**** Material for this task

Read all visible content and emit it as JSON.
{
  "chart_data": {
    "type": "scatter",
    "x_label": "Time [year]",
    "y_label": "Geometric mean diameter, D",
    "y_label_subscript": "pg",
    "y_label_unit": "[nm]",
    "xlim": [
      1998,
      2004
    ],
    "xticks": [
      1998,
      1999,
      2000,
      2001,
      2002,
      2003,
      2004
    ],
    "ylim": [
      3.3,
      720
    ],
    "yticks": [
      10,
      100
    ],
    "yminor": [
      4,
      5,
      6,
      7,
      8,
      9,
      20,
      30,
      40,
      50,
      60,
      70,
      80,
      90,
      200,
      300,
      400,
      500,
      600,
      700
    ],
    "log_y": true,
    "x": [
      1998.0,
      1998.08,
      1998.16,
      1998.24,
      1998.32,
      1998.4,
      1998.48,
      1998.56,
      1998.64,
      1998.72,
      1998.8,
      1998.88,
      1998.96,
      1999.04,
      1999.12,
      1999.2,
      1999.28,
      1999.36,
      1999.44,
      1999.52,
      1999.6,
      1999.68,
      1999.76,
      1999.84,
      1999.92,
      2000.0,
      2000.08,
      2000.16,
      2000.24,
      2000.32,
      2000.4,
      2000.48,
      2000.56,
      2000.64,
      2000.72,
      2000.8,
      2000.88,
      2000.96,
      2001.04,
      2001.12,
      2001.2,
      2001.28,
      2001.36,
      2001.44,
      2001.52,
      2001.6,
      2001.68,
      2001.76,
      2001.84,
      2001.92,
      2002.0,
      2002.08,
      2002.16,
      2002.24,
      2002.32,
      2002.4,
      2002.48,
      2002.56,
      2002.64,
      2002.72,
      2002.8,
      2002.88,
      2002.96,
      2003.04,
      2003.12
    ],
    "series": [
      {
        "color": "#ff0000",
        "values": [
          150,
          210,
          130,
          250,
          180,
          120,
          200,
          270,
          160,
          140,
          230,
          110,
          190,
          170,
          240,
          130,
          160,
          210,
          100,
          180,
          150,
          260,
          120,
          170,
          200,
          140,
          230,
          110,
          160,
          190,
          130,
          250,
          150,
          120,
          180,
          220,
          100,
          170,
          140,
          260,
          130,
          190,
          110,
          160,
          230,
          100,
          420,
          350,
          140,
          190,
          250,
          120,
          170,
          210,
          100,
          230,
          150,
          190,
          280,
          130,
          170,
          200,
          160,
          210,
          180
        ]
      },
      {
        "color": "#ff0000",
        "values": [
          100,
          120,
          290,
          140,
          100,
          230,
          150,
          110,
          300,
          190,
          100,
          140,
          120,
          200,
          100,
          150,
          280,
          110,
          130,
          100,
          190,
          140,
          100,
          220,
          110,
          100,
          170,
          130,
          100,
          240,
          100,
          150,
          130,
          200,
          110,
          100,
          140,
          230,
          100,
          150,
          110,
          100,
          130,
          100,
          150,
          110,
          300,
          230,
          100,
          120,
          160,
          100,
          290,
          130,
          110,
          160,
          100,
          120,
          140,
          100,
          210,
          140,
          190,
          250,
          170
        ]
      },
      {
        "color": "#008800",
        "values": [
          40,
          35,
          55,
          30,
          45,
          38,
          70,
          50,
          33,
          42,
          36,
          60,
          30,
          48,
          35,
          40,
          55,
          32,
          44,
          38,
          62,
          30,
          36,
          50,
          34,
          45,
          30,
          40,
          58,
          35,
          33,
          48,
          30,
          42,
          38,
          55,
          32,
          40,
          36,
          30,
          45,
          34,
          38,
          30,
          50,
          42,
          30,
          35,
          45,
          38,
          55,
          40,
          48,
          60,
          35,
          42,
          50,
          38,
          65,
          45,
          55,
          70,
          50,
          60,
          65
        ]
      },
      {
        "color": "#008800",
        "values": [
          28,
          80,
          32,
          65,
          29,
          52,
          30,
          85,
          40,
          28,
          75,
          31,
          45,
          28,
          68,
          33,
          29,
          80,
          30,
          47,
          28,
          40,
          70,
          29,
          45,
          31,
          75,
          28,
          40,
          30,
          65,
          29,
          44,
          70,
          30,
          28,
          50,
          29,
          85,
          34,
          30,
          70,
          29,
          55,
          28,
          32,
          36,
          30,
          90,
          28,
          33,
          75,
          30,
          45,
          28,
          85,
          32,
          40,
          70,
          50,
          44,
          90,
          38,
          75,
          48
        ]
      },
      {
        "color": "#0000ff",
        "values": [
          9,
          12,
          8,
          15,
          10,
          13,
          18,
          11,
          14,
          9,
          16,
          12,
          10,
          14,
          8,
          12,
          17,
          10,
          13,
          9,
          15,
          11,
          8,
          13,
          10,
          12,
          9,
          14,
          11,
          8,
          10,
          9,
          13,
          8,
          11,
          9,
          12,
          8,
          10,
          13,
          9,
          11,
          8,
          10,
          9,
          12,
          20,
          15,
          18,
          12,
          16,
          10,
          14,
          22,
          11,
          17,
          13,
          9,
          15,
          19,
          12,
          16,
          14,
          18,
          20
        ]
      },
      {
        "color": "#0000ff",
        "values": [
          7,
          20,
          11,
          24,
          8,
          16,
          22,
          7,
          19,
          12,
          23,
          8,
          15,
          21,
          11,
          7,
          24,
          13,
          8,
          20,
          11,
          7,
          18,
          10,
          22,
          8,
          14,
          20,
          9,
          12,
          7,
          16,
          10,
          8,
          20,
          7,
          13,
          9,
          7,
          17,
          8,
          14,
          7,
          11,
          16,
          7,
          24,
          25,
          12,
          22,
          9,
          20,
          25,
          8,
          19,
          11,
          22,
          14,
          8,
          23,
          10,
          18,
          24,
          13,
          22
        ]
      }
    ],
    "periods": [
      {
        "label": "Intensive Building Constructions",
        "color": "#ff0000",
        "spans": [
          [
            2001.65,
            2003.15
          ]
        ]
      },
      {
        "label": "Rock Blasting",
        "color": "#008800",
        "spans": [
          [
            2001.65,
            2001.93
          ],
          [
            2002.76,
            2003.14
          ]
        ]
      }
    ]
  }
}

********

**Your objective**: Each line above is to be repeated exactly.

**In response**:
Read all visible content and emit it as JSON.
{
  "chart_data": {
    "type": "scatter",
    "x_label": "Time [year]",
    "y_label": "Geometric mean diameter, D",
    "y_label_subscript": "pg",
    "y_label_unit": "[nm]",
    "xlim": [
      1998,
      2004
    ],
    "xticks": [
      1998,
      1999,
      2000,
      2001,
      2002,
      2003,
      2004
    ],
    "ylim": [
      3.3,
      720
    ],
    "yticks": [
      10,
      100
    ],
    "yminor": [
      4,
      5,
      6,
      7,
      8,
      9,
      20,
      30,
      40,
      50,
      60,
      70,
      80,
      90,
      200,
      300,
      400,
      500,
      600,
      700
    ],
    "log_y": true,
    "x": [
      1998.0,
      1998.08,
      1998.16,
      1998.24,
      1998.32,
      1998.4,
      1998.48,
      1998.56,
      1998.64,
      1998.72,
      1998.8,
      1998.88,
      1998.96,
      1999.04,
      1999.12,
      1999.2,
      1999.28,
      1999.36,
      1999.44,
      1999.52,
      1999.6,
      1999.68,
      1999.76,
      1999.84,
      1999.92,
      2000.0,
      2000.08,
      2000.16,
      2000.24,
      2000.32,
      2000.4,
      2000.48,
      2000.56,
      2000.64,
      2000.72,
      2000.8,
      2000.88,
      2000.96,
      2001.04,
      2001.12,
      2001.2,
      2001.28,
      2001.36,
      2001.44,
      2001.52,
      2001.6,
      2001.68,
      2001.76,
      2001.84,
      2001.92,
      2002.0,
      2002.08,
      2002.16,
      2002.24,
      2002.32,
      2002.4,
      2002.48,
      2002.56,
      2002.64,
      2002.72,
      2002.8,
      2002.88,
      2002.96,
      2003.04,
      2003.12
    ],
    "series": [
      {
        "color": "#ff0000",
        "values": [
          150,
          210,
          130,
          250,
          180,
          120,
          200,
          270,
          160,
          140,
          230,
          110,
          190,
          170,
          240,
          130,
          160,
          210,
          100,
          180,
          150,
          260,
          120,
          170,
          200,
          140,
          230,
          110,
          160,
          190,
          130,
          250,
          150,
          120,
          180,
          220,
          100,
          170,
          140,
          260,
          130,
          190,
          110,
          160,
          230,
          100,
          420,
          350,
          140,
          190,
          250,
          120,
          170,
          210,
          100,
          230,
          150,
          190,
          280,
          130,
          170,
          200,
          160,
          210,
          180
        ]
      },
      {
        "color": "#ff0000",
        "values": [
          100,
          120,
          290,
          140,
          100,
          230,
          150,
          110,
          300,
          190,
          100,
          140,
          120,
          200,
          100,
          150,
          280,
          110,
          130,
          100,
          190,
          140,
          100,
          220,
          110,
          100,
          170,
          130,
          100,
          240,
          100,
          150,
          130,
          200,
          110,
          100,
          140,
          230,
          100,
          150,
          110,
          100,
          130,
          100,
          150,
          110,
          300,
          230,
          100,
          120,
          160,
          100,
          290,
          130,
          110,
          160,
          100,
          120,
          140,
          100,
          210,
          140,
          190,
          250,
          170
        ]
      },
      {
        "color": "#008800",
        "values": [
          40,
          35,
          55,
          30,
          45,
          38,
          70,
          50,
          33,
          42,
          36,
          60,
          30,
          48,
          35,
          40,
          55,
          32,
          44,
          38,
          62,
          30,
          36,
          50,
          34,
          45,
          30,
          40,
          58,
          35,
          33,
          48,
          30,
          42,
          38,
          55,
          32,
          40,
          36,
          30,
          45,
          34,
          38,
          30,
          50,
          42,
          30,
          35,
          45,
          38,
          55,
          40,
          48,
          60,
          35,
          42,
          50,
          38,
          65,
          45,
          55,
          70,
          50,
          60,
          65
        ]
      },
      {
        "color": "#008800",
        "values": [
          28,
          80,
          32,
          65,
          29,
          52,
          30,
          85,
          40,
          28,
          75,
          31,
          45,
          28,
          68,
          33,
          29,
          80,
          30,
          47,
          28,
          40,
          70,
          29,
          45,
          31,
          75,
          28,
          40,
          30,
          65,
          29,
          44,
          70,
          30,
          28,
          50,
          29,
          85,
          34,
          30,
          70,
          29,
          55,
          28,
          32,
          36,
          30,
          90,
          28,
          33,
          75,
          30,
          45,
          28,
          85,
          32,
          40,
          70,
          50,
          44,
          90,
          38,
          75,
          48
        ]
      },
      {
        "color": "#0000ff",
        "values": [
          9,
          12,
          8,
          15,
          10,
          13,
          18,
          11,
          14,
          9,
          16,
          12,
          10,
          14,
          8,
          12,
          17,
          10,
          13,
          9,
          15,
          11,
          8,
          13,
          10,
          12,
          9,
          14,
          11,
          8,
          10,
          9,
          13,
          8,
          11,
          9,
          12,
          8,
          10,
          13,
          9,
          11,
          8,
          10,
          9,
          12,
          20,
          15,
          18,
          12,
          16,
          10,
          14,
          22,
          11,
          17,
          13,
          9,
          15,
          19,
          12,
          16,
          14,
          18,
          20
        ]
      },
      {
        "color": "#0000ff",
        "values": [
          7,
          20,
          11,
          24,
          8,
          16,
          22,
          7,
          19,
          12,
          23,
          8,
          15,
          21,
          11,
          7,
          24,
          13,
          8,
          20,
          11,
          7,
          18,
          10,
          22,
          8,
          14,
          20,
          9,
          12,
          7,
          16,
          10,
          8,
          20,
          7,
          13,
          9,
          7,
          17,
          8,
          14,
          7,
          11,
          16,
          7,
          24,
          25,
          12,
          22,
          9,
          20,
          25,
          8,
          19,
          11,
          22,
          14,
          8,
          23,
          10,
          18,
          24,
          13,
          22
        ]
      }
    ],
    "periods": [
      {
        "label": "Intensive Building Constructions",
        "color": "#ff0000",
        "spans": [
          [
            2001.65,
            2003.15
          ]
        ]
      },
      {
        "label": "Rock Blasting",
        "color": "#008800",
        "spans": [
          [
            2001.65,
            2001.93
          ],
          [
            2002.76,
            2003.14
          ]
        ]
      }
    ]
  }
}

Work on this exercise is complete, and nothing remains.